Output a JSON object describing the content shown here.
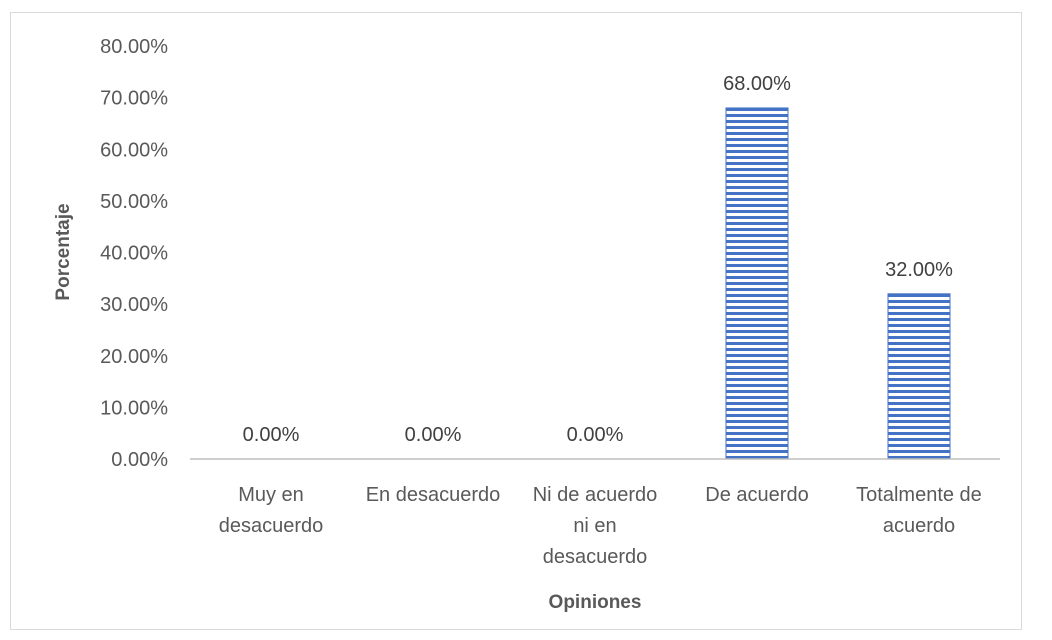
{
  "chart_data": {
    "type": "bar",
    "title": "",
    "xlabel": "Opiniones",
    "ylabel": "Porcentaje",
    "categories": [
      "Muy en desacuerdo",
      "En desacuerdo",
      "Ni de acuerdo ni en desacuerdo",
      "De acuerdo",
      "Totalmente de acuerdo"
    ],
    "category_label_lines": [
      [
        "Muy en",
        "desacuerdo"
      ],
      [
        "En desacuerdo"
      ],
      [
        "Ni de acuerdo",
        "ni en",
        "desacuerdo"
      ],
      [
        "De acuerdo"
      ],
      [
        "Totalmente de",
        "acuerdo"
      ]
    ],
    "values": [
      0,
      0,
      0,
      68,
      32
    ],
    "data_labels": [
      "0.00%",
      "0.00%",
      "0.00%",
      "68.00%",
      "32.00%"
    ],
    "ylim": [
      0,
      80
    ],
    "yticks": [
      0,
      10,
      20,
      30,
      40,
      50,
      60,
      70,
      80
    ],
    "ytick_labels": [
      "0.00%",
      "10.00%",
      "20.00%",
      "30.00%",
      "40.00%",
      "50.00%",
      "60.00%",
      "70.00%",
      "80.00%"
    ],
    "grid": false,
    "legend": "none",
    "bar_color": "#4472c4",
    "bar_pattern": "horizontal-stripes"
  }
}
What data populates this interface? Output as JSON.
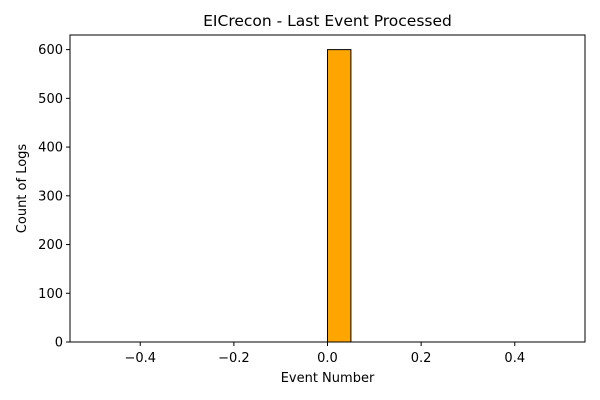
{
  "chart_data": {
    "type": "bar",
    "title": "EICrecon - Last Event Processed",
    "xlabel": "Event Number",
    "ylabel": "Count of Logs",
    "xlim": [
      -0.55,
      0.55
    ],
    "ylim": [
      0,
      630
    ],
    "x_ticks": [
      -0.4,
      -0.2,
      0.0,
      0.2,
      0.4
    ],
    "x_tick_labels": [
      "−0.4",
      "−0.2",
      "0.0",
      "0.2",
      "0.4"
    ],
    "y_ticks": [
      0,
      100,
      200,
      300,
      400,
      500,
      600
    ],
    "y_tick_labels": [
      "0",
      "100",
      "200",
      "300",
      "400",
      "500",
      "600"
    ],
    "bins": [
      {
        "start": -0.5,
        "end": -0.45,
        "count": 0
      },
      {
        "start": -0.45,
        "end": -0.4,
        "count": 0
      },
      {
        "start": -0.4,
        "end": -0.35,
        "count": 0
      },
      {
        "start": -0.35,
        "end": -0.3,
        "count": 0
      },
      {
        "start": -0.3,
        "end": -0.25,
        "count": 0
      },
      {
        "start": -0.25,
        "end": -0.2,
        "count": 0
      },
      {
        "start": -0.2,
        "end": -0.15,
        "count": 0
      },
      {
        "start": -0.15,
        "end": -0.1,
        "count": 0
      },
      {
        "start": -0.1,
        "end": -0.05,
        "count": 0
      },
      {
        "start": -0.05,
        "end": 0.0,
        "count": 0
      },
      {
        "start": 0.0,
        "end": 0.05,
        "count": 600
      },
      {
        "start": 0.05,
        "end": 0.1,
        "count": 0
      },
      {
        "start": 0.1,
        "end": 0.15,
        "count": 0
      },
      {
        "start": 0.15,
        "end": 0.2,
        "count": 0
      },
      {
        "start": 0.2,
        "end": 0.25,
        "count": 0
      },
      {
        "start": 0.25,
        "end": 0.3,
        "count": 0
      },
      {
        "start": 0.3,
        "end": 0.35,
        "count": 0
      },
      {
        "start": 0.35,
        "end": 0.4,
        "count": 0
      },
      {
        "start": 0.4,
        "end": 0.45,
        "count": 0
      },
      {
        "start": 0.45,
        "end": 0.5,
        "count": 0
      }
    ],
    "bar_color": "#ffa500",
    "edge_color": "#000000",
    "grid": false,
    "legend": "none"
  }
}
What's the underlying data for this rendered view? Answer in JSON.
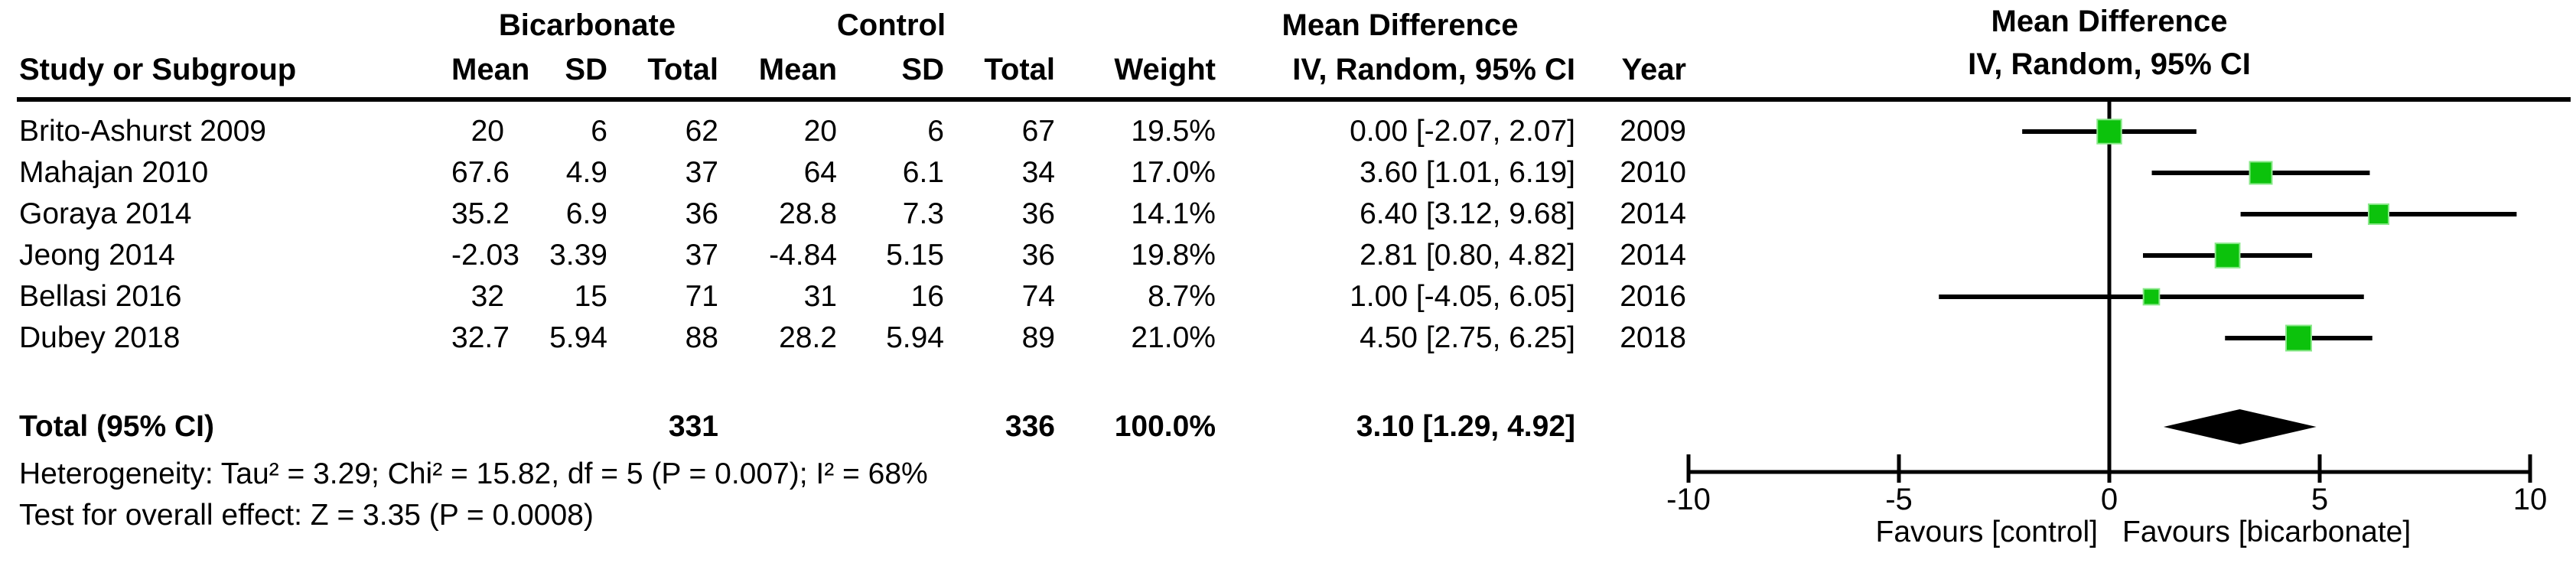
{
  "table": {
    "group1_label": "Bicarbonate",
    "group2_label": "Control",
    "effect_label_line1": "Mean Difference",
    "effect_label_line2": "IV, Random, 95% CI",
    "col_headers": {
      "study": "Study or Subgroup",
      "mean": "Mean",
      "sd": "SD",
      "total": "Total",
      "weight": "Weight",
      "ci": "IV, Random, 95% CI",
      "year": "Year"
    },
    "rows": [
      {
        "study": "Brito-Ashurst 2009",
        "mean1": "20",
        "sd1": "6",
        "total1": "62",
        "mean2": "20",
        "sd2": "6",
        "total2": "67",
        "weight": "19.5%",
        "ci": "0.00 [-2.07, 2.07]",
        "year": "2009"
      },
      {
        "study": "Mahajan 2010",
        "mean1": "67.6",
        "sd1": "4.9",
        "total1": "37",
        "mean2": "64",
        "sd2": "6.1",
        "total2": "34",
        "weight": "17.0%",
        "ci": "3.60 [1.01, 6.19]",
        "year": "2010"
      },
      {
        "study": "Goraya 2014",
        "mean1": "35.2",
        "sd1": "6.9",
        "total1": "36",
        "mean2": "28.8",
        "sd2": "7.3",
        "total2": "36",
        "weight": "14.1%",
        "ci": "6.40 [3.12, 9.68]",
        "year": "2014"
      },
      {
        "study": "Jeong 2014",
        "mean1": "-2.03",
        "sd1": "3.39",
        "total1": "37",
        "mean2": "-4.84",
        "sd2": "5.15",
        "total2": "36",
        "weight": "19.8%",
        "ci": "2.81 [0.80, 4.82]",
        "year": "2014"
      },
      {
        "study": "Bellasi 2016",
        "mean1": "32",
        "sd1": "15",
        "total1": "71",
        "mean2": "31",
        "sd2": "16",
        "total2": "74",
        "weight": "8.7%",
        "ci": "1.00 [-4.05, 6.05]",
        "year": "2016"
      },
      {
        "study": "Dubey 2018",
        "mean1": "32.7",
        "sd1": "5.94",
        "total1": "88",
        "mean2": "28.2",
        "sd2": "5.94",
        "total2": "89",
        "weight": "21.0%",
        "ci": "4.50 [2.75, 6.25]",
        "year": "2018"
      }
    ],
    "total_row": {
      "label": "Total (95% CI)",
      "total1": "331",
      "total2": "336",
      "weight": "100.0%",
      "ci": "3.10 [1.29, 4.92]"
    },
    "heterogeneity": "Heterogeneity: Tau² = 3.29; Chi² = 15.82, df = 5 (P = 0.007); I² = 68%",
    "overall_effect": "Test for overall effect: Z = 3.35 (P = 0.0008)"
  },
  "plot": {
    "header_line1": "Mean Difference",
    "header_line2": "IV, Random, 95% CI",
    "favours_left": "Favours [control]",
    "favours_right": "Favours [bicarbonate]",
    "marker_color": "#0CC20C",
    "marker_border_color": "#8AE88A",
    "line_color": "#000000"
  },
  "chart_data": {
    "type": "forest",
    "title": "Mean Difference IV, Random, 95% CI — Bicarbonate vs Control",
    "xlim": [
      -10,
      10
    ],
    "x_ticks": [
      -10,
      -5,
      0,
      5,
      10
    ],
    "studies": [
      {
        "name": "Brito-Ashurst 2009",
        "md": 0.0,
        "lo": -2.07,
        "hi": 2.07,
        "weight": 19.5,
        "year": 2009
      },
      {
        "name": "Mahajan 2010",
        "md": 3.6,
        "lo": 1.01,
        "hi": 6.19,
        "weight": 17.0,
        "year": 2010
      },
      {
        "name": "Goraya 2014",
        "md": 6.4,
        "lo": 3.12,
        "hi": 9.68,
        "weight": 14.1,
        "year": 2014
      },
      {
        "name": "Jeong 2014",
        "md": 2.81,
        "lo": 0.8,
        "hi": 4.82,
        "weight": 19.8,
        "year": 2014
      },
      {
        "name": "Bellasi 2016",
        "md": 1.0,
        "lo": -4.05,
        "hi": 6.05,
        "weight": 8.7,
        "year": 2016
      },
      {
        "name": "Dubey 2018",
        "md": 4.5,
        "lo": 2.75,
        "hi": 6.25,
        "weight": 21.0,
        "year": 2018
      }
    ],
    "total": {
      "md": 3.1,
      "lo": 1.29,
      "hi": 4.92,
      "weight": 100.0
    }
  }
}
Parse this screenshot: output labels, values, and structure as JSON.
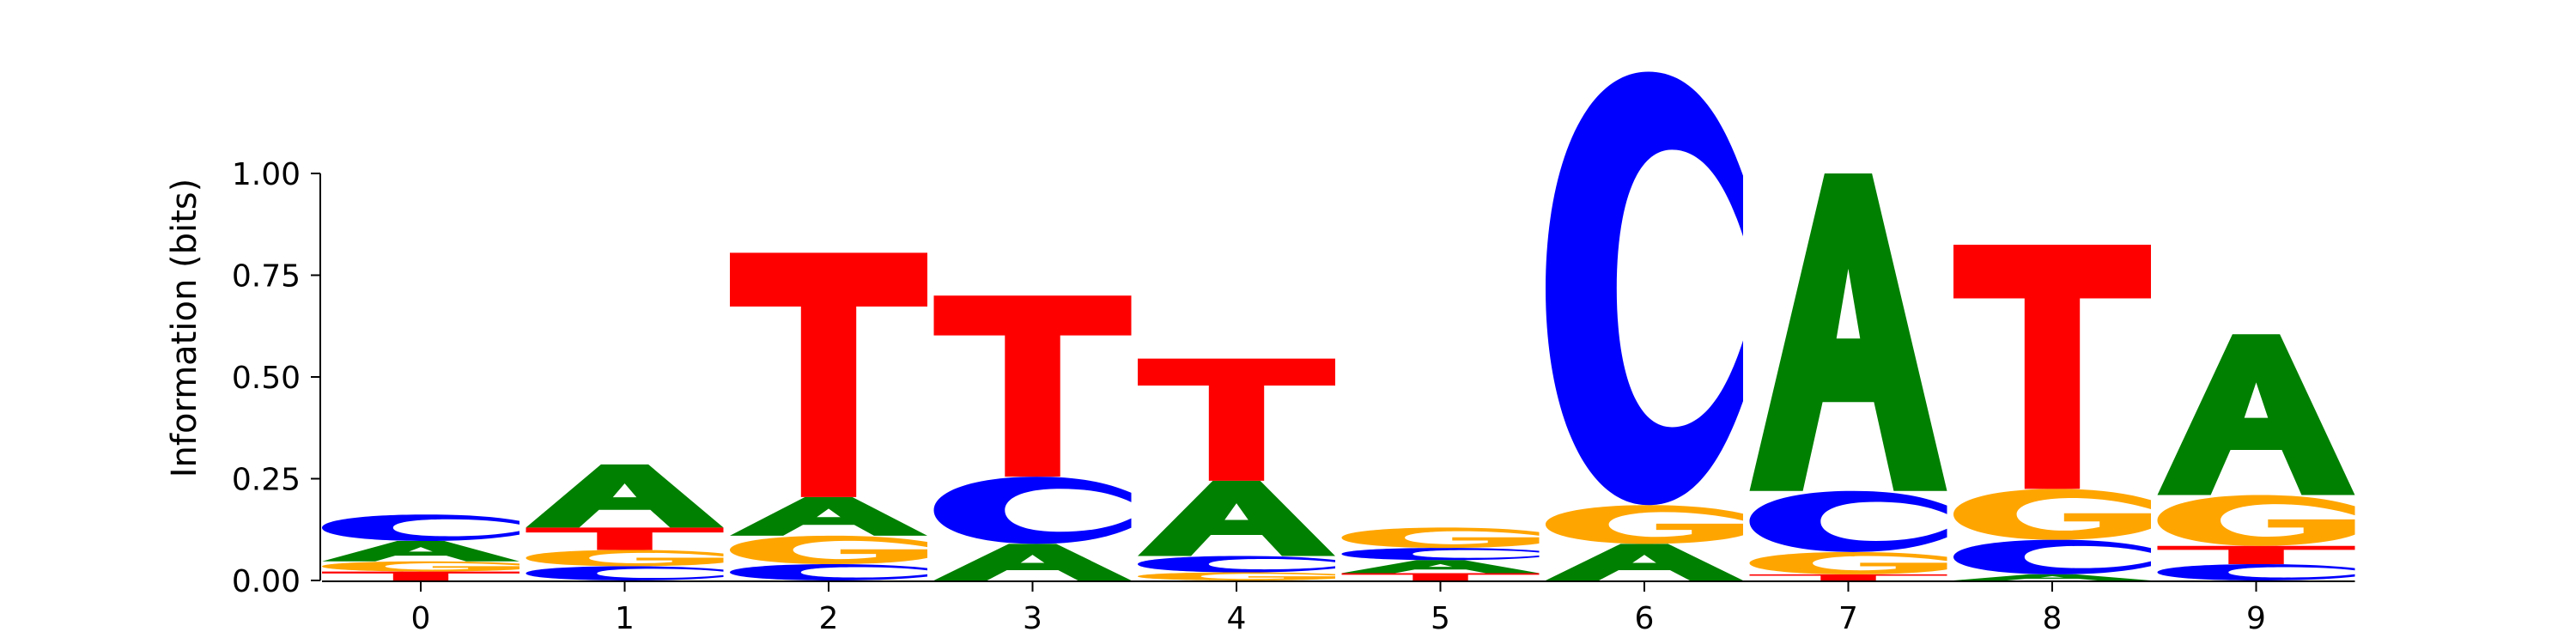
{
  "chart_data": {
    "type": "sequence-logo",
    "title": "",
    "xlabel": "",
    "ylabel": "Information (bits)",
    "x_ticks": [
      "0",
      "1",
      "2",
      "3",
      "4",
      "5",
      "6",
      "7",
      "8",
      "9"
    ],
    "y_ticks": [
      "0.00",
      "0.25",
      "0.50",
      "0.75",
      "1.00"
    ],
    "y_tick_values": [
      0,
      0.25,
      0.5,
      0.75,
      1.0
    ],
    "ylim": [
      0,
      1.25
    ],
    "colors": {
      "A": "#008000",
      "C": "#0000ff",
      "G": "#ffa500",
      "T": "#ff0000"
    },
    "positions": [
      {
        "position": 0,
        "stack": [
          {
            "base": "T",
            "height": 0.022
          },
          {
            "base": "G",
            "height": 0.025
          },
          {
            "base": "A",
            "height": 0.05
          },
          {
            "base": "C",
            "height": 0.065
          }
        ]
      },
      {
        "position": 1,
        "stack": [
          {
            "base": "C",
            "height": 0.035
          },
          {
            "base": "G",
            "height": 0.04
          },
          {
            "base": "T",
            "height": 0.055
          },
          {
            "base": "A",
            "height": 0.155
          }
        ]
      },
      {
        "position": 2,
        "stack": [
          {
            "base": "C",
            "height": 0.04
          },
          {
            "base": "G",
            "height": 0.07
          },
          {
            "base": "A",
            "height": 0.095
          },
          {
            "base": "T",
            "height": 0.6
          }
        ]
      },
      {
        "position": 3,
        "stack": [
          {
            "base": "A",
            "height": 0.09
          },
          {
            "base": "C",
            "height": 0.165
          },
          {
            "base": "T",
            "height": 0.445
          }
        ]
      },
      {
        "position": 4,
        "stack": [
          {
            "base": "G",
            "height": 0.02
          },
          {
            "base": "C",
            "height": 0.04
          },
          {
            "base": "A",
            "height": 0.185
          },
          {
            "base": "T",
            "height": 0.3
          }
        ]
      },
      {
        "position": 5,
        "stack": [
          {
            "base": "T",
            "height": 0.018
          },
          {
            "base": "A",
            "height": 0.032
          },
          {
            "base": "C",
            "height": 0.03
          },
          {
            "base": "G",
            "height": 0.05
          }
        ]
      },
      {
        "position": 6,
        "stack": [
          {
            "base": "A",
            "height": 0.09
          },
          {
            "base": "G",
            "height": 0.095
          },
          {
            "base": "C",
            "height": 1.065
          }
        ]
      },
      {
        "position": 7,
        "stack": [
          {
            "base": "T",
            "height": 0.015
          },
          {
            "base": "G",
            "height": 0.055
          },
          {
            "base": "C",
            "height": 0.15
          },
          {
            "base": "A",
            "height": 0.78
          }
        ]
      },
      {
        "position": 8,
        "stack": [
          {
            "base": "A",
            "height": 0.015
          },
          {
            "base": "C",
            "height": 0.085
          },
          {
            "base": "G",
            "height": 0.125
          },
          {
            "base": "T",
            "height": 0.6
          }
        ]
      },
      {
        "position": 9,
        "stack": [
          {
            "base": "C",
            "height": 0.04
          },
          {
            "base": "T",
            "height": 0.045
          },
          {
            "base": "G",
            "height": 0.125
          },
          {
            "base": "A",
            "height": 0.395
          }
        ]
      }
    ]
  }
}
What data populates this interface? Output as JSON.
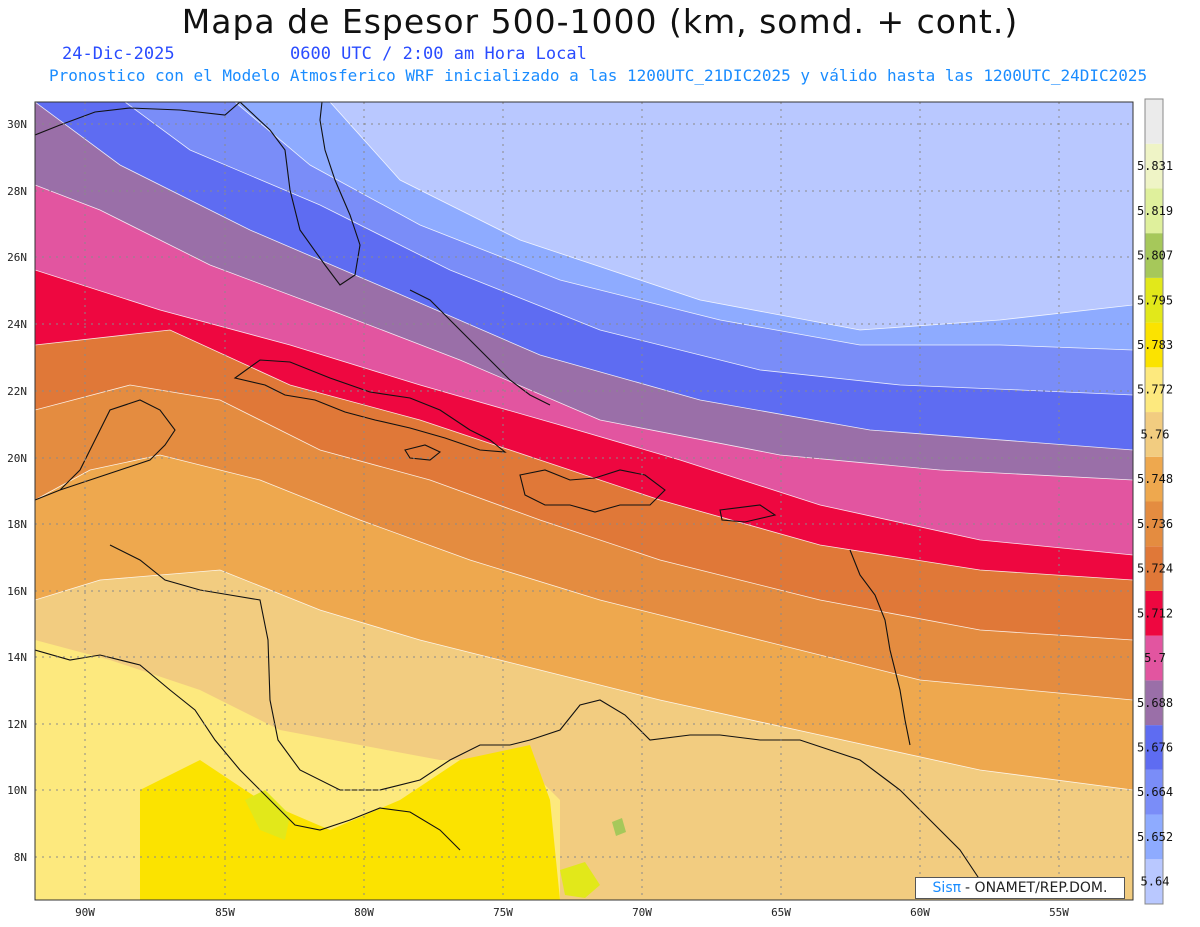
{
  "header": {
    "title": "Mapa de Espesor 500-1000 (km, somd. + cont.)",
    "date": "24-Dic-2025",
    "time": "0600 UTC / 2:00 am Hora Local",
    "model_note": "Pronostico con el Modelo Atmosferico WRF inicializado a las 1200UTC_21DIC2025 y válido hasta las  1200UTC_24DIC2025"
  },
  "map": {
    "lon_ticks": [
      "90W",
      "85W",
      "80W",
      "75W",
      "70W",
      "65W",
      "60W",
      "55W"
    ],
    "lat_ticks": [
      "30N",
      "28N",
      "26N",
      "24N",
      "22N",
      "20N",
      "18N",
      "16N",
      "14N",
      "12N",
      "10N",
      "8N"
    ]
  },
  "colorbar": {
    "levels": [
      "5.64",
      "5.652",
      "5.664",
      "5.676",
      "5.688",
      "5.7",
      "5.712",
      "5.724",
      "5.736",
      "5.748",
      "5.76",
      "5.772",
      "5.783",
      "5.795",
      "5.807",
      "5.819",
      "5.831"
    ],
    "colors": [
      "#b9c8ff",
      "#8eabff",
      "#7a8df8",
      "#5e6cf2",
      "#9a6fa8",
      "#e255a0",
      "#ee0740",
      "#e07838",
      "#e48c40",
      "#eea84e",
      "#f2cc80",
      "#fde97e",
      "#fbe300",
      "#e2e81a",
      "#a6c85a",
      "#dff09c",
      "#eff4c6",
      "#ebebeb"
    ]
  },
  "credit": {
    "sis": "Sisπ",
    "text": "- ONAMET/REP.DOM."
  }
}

------------------------------------------------------------

## [TASK PROMPT]
Compute how many lines include the string "Bellasi", then give that number by itself.

## [ANSWER TO THE PROBLEM]
2